#### Texto para leer
Durante mi vida, acomodé a Dios a mi manera y según mis necesidades. Cuando mi hija Beatriz (26 años) se hizo partícipe del Movimiento, su entusiasmo me parecía exagerado. Pensaba que la estaban volviendo loca.
En algunas oportunidades, dada la insistencia de ella, participé de misas y reuniones. Recuerdo cuánto me cuestionaba ver la felicidad de todos aquellos jóvenes y la infelicidad de mi vida. Solía preguntarme si alguna vez yo podría hacer lo mismo, pero sabía que tenía que morir a muchas situaciones de pecado y hacer una nueva vida.
En noviembre de 1983 me enfermé repentinamente y tuvieron que internarme. Día a día, los hermanos de la comunidad de mi hija me acompañaban transmitiéndome Amor y Fe. Su presencia permanente y su entrega me estaban haciendo descubrir que había un Dios Vivo diferente del que yo pensaba.
Sentí en el corazón la necesidad de hablar con el P. Mario R. y, conmovida al saber que Jesús me perdonaba aún más de lo que yo creía, después de 40 años, sentí el llamado a reconciliarme con él.
¡Qué gozo y paz nació en mi corazón! Podía sentir la misma felicidad y dicha que veía en mi hija. Podía entregar con confianza mi enfermedad en manos de Quien siempre me amó. Pude retornar a mi casa sin imaginar que a partir de ese momento comenzaría a luchar por mi vida. Cada día empeoraba, ya había perdido toda movilidad, los dolores eran más agudos… Sentía en el corazón que estaba muriendo.
Con mi hija orábamos permanentemente, leíamos la Palabra y nos entregábamos a la voluntad del Padre. El día de Navidad, Jesús me visitó en la Eucaristía después de tantos años, y recibí la Santa Unción, rogándole a quien todo lo puede que me sanara. Sabía que Jesús no me abandonaría y, al comulgar, tuve la certeza de que me sanaría.
En pocos días, me enteré de que todo este dolor llevaba el nombre de cáncer. Permanecí serena y en paz. Recuerdo que el oncólogo me propuso ver a un psiquiatra y le dije que estaba sostenida por la oración y por la ayuda espiritual de un sacerdote. Sabía que todos los grupos de oración estaban orando por mí, que lo hacían en los Cursillos de Evangelización y en distintos Centros. Veía a mi hija con una fuerza sobrenatural nacida de la Fe que Dios nos regalaba.
Me avisaron que el tratamiento quimioterápico sería muy duro, que tendría que ayudar y obedecer. Así comencé a luchar de la mano de Jesús y María. Bendecía los medicamentos, oraba por los médicos y enfermeras, hasta por las habitaciones donde me internaba. Recibía la comunión lo más frecuentemente posible, pensando que sólo el Cuerpo de Cristo podría hacer en mí un nuevo cuerpo. Trataba de reconciliar mi vida cada día un poco más con Jesús.
########
#### Material entregado
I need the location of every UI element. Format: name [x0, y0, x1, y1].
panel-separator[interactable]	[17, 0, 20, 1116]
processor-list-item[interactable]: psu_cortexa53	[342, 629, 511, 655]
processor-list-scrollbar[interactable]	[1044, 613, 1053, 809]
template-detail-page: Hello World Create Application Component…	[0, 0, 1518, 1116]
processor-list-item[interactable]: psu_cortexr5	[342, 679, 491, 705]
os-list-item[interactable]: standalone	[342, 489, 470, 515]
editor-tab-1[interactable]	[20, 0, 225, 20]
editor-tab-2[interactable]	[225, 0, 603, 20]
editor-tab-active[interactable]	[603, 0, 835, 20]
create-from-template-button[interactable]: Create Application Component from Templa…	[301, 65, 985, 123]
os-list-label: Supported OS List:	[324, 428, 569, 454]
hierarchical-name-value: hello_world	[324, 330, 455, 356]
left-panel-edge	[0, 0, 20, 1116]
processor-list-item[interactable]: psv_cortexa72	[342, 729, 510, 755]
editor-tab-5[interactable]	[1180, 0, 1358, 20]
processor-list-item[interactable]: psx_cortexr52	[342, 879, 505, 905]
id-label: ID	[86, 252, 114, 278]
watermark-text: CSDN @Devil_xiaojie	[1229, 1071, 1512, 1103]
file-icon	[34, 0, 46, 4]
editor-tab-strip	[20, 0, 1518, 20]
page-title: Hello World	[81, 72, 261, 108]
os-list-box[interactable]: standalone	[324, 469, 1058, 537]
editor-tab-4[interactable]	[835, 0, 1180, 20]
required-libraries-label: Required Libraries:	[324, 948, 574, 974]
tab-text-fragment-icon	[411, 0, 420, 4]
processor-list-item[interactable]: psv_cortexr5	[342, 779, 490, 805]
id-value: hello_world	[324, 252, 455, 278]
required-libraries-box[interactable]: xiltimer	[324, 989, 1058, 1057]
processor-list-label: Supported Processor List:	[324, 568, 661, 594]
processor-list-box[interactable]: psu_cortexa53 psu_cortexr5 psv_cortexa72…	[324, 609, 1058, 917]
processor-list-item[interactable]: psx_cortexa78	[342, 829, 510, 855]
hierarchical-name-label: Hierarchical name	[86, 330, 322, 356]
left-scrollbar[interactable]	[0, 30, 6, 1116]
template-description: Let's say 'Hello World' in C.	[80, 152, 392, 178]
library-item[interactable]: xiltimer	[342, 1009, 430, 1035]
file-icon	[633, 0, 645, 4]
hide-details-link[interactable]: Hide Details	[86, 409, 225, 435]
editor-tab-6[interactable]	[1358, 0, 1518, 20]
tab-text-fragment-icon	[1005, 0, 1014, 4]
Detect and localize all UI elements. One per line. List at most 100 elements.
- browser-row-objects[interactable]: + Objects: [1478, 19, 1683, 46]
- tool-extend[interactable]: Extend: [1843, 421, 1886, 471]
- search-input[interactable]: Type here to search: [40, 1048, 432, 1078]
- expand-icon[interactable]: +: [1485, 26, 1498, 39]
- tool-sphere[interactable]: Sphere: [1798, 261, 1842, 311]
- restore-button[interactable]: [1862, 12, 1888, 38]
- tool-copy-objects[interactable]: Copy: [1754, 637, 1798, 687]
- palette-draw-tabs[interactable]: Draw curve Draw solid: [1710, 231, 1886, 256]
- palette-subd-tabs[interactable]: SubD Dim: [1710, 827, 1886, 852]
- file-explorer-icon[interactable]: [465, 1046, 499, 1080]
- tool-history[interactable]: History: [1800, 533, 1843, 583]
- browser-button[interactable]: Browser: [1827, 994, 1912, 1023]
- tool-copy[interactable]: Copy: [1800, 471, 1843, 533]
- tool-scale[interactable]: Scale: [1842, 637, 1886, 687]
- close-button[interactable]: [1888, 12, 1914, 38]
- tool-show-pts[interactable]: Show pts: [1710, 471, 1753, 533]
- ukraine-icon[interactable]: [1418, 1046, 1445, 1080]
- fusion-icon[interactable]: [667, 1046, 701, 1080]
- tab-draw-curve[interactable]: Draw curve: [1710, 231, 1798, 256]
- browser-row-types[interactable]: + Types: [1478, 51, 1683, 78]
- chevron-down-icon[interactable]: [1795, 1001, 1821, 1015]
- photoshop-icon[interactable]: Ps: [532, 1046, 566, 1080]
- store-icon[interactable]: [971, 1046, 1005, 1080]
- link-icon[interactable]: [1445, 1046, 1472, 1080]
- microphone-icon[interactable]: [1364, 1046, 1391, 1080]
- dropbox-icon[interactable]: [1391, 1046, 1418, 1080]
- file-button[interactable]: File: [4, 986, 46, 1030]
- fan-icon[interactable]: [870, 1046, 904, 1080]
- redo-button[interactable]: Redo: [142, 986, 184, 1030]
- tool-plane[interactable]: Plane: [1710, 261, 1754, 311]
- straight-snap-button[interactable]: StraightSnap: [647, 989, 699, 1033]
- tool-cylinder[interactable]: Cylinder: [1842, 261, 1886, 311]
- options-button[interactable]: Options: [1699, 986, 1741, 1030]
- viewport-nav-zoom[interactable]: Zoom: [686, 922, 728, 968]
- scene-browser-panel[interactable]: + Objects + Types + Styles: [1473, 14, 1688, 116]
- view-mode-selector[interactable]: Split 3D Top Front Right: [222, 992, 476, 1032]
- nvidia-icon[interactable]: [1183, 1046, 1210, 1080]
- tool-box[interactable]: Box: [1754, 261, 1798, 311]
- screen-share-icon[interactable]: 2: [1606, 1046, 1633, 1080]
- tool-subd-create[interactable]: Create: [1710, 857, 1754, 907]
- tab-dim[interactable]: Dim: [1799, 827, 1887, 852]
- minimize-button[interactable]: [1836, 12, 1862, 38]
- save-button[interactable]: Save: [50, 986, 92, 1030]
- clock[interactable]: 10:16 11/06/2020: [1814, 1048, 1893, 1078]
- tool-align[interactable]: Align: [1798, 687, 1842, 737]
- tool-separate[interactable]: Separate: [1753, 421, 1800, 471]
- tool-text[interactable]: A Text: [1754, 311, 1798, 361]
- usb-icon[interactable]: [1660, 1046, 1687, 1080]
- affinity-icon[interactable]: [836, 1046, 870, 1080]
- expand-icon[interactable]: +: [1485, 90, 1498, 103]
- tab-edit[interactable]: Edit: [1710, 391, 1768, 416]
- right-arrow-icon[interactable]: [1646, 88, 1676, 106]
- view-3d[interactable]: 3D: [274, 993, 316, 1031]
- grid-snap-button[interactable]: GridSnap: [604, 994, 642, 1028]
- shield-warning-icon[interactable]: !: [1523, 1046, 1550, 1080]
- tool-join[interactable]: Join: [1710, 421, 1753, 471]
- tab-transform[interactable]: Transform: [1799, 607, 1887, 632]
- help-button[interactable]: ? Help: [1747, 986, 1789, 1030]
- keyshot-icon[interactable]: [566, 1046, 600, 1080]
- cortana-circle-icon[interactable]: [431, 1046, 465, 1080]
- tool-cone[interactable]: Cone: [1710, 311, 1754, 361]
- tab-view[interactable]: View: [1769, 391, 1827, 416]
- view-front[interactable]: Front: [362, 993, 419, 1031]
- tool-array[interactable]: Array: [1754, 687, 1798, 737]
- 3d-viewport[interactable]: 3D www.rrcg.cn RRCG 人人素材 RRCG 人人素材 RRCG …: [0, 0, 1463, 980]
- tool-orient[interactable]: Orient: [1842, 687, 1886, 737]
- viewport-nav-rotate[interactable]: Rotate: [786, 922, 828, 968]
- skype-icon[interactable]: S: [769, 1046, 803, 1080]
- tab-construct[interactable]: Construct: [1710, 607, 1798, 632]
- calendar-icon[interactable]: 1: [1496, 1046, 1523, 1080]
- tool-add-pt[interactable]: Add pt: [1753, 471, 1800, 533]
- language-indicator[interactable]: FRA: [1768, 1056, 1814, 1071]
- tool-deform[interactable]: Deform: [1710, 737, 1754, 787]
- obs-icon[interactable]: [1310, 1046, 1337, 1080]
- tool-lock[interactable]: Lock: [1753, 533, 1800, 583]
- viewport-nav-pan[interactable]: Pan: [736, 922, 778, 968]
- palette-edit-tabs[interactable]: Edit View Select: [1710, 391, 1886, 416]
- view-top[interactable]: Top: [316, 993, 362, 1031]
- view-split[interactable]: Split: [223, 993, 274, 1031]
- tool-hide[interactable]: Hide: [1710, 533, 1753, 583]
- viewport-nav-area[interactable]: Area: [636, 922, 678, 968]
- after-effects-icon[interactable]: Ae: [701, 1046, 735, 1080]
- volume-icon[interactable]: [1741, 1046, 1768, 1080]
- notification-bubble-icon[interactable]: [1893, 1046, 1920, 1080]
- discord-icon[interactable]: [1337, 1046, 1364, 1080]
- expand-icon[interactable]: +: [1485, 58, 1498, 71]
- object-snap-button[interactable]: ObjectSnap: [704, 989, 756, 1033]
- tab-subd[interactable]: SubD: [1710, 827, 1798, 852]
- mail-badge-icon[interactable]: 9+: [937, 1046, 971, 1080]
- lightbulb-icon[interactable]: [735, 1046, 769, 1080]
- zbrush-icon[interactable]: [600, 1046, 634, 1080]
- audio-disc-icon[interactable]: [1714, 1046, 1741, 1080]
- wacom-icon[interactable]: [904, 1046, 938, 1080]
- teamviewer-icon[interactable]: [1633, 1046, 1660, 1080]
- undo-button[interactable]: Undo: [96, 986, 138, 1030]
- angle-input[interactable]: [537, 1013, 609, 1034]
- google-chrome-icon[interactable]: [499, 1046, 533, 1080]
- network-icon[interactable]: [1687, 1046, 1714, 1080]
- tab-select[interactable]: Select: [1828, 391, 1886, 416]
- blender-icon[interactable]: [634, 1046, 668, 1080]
########
▶ [Qué hacer]:
(A) Actualiza el fragmento del testimonio que comienza con "Durante mi vida, acomodé" y llega hasta "que yo pensaba." incluido, cambiando "hermanos" por "miembros".
(B) Continúa el testimonio con lo que vendría justo después de su última oración.

▶ [Respuestas escritas]:
(A)
Durante mi vida, acomodé a Dios a mi manera y según mis necesidades. Cuando mi hija Beatriz (26 años) se hizo partícipe del Movimiento, su entusiasmo me parecía exagerado. Pensaba que la estaban volviendo loca.
En algunas oportunidades, dada la insistencia de ella, participé de misas y reuniones. Recuerdo cuánto me cuestionaba ver la felicidad de todos aquellos jóvenes y la infelicidad de mi vida. Solía preguntarme si alguna vez yo podría hacer lo mismo, pero sabía que tenía que morir a muchas situaciones de pecado y hacer una nueva vida.
En noviembre de 1983 me enfermé repentinamente y tuvieron que internarme. Día a día, los miembros de la comunidad de mi hija me acompañaban transmitiéndome Amor y Fe. Su presencia permanente y su entrega me estaban haciendo descubrir que había un Dios Vivo diferente del que yo pensaba.

(B)
Todo daba sus frutos: la presencia de Dios y del Espíritu Santo se podían 'percibir' en el aire.
Tuve que pasar momentos imposibles de describir con palabras, donde hasta llegué a pedirle al Padre que me llevara con él, que humanamente no soportaba más. Pero el Señor, revelándose permanentemente, volvía a transmitirme fuerzas para continuar y ayudarlo a luchar.
¡Las Promesas de Dios se cumplían! Comencé a mejorar, podía caminar sola y moverme en mi casa. Los dolores no eran tan agudos, podía estar sin calmantes. Los médicos se asombraban por la mejoría que veían y yo les decía que no sólo era la ciencia y la voluntad de ellos sino todas las oraciones que los acompañaban.
¡Alababa a Dios en cada movimiento que hacía! ¡Alababa a Dios en cada día que vivía! Dios me daba la gracia de poder ir los domingos a misa, comulgar, festejar con todos mis hermanos su eterna misericordia.
Me llamaba a dar testimonio de su poder y su bondad. Me regalaba las oraciones de sanidad, una vez por semana en mi hogar, y —a principios de este año— la dicha de participar en el Retiro de Pascua en Quilmes. ¡Gloria a Dios!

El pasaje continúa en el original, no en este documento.